▸ WORK TO COMPLETE: Count only the lines of the records that hold "Kliniken", then give the number without any other words.

-------------------------

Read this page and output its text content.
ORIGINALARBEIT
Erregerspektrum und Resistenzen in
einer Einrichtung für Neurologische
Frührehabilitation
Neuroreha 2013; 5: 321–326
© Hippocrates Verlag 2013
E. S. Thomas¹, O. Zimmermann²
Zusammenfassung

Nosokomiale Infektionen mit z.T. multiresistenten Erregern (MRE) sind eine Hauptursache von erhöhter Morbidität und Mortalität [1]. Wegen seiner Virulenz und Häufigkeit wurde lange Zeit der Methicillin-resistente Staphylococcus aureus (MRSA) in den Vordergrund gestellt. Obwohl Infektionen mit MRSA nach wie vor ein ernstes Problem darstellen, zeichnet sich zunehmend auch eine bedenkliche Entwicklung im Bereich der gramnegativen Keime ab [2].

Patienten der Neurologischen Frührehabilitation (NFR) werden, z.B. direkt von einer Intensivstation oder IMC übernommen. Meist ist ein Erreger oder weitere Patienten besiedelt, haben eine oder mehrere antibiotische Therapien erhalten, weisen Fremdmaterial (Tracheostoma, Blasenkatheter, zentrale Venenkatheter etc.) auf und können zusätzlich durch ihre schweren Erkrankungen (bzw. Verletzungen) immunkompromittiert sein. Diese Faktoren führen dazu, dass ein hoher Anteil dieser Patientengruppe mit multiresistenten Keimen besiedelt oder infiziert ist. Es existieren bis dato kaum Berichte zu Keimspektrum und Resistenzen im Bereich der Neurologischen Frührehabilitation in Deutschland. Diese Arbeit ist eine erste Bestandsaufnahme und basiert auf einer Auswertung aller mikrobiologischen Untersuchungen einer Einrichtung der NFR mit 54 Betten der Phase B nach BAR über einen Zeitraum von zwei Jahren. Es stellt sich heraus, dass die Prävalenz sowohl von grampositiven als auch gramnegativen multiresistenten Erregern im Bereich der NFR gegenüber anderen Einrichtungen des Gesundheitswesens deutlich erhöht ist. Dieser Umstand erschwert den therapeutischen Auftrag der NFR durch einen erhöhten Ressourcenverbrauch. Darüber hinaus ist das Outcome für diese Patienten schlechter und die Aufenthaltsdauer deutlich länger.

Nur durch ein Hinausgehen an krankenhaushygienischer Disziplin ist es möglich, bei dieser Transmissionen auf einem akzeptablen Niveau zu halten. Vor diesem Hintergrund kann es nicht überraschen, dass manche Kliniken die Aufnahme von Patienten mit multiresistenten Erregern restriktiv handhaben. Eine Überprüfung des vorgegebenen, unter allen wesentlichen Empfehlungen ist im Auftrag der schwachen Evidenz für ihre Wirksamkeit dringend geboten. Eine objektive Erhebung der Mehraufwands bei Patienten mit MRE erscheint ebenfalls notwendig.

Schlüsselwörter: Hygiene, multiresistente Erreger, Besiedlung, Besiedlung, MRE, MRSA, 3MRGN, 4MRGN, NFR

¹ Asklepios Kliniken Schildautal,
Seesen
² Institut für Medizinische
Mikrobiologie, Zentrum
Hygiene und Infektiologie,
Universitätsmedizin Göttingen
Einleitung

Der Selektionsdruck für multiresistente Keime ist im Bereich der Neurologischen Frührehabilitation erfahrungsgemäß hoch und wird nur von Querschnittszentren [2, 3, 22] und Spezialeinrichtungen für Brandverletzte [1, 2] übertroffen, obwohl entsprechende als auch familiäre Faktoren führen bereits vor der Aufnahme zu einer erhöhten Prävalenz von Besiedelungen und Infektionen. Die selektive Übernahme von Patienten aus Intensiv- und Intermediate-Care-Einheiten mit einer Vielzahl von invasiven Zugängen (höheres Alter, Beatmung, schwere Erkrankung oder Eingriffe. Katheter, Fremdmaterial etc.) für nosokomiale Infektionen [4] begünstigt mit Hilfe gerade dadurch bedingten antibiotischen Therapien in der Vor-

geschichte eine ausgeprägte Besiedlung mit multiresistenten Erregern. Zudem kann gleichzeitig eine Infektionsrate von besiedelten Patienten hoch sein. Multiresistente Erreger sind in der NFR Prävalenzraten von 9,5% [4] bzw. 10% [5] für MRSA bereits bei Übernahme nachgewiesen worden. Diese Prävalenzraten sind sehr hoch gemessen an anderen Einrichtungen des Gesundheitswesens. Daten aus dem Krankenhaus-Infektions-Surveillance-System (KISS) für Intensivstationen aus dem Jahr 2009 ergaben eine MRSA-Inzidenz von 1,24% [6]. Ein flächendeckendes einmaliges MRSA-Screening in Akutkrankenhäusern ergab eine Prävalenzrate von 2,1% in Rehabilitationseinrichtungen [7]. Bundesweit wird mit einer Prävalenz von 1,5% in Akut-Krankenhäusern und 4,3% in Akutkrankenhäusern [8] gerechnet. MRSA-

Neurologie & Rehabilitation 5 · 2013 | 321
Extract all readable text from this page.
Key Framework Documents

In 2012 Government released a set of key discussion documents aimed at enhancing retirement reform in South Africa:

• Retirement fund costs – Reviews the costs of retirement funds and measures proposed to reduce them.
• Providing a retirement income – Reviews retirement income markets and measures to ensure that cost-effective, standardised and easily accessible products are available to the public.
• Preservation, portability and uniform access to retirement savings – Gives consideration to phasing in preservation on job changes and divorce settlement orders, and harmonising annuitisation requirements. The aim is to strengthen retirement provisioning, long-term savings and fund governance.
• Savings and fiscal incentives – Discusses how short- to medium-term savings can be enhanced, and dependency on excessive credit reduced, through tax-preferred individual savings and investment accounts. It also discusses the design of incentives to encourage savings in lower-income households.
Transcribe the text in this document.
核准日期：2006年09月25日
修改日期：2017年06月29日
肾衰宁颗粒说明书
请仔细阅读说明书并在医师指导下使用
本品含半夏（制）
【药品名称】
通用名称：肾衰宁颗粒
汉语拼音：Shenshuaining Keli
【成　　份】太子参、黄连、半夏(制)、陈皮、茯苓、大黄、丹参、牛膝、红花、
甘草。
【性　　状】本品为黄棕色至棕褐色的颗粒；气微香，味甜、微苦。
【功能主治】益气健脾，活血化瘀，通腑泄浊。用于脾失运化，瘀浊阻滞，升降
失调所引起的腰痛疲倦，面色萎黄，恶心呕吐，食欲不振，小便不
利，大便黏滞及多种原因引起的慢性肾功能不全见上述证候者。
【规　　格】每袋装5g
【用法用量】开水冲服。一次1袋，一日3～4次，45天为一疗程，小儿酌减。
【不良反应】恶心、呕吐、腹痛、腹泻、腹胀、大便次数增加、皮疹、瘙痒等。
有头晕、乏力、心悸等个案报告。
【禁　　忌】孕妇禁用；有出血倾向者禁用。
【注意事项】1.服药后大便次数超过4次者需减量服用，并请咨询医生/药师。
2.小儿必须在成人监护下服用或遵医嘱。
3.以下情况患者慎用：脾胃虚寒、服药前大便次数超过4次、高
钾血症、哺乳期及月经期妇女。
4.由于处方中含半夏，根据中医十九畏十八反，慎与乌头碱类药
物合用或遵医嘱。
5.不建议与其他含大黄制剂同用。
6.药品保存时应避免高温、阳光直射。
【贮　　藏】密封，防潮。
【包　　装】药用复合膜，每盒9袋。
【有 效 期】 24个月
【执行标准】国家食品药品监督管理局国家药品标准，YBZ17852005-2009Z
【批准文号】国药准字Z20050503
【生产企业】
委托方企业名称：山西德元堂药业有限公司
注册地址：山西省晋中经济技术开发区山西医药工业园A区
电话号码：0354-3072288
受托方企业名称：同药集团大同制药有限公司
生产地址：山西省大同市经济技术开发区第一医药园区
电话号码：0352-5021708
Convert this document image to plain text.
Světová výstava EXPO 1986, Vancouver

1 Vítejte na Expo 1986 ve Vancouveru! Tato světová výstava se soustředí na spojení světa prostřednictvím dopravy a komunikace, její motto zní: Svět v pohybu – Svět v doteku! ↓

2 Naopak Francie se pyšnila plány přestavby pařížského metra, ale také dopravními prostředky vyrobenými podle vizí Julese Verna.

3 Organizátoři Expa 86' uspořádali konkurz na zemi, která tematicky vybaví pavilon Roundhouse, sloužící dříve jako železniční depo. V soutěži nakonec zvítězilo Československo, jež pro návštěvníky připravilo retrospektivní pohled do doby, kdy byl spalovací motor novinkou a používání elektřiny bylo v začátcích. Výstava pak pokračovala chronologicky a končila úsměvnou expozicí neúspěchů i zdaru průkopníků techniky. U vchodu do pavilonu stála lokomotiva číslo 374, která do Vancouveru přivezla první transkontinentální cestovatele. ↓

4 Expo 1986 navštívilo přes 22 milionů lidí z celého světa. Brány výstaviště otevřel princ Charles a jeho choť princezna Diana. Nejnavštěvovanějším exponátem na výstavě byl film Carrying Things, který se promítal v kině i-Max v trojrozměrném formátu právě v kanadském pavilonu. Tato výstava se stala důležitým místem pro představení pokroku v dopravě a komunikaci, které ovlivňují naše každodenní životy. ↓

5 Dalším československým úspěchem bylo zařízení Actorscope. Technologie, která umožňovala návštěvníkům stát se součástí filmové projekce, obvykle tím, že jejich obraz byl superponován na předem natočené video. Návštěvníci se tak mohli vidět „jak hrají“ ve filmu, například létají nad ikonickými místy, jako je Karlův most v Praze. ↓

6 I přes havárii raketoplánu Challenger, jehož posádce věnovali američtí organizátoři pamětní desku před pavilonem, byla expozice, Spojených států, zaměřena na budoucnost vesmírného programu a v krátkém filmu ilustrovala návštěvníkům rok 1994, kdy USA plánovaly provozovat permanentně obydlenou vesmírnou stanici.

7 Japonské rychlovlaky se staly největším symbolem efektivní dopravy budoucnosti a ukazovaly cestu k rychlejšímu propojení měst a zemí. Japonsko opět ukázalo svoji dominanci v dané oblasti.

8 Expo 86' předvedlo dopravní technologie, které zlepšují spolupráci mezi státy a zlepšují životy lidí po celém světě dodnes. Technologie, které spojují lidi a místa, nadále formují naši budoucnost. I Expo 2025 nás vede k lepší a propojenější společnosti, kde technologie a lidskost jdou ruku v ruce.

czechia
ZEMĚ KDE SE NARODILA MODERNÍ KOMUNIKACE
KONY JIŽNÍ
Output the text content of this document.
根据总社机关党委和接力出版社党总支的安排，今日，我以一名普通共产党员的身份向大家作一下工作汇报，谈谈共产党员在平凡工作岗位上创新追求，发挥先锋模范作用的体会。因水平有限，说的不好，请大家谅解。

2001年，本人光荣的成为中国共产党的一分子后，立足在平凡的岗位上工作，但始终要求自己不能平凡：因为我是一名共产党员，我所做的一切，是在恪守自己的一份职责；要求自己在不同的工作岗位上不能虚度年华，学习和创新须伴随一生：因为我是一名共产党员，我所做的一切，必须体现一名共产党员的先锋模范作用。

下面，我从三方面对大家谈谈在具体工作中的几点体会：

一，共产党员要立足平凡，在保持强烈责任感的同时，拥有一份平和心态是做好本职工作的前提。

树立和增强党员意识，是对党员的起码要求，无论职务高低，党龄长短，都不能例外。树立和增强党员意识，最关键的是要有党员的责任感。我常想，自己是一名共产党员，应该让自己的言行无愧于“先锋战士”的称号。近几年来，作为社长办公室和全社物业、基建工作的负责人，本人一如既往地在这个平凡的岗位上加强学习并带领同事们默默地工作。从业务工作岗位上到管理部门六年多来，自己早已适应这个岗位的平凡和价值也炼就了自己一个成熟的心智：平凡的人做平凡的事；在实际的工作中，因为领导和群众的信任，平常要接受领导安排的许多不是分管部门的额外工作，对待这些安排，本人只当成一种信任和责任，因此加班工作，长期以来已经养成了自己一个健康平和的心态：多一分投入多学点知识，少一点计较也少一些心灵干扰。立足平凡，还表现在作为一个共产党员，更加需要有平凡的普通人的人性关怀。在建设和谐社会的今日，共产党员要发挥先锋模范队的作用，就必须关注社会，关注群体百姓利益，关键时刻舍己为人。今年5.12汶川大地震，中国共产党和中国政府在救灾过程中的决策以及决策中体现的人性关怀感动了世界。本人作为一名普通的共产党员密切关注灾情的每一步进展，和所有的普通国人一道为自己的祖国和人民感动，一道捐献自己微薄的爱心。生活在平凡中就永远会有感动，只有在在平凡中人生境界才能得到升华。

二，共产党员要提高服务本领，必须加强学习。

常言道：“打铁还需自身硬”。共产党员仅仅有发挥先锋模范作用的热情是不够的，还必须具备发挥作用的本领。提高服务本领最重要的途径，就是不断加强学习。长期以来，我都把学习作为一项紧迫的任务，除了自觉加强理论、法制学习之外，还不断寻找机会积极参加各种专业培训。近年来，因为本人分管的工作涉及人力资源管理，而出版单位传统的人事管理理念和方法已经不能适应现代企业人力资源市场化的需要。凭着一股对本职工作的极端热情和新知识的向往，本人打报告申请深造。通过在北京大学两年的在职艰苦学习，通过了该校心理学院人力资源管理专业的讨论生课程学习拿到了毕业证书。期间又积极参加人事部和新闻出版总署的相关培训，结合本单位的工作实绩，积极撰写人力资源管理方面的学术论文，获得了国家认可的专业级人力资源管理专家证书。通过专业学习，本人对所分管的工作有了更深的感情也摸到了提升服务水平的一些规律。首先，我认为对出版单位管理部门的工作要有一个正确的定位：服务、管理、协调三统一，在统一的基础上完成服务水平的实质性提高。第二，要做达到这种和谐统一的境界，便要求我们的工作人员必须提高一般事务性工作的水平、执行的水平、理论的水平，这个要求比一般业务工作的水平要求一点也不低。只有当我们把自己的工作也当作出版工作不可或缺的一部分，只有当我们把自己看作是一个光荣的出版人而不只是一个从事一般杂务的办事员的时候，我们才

-------------------------

▸ IN RESPONSE: 2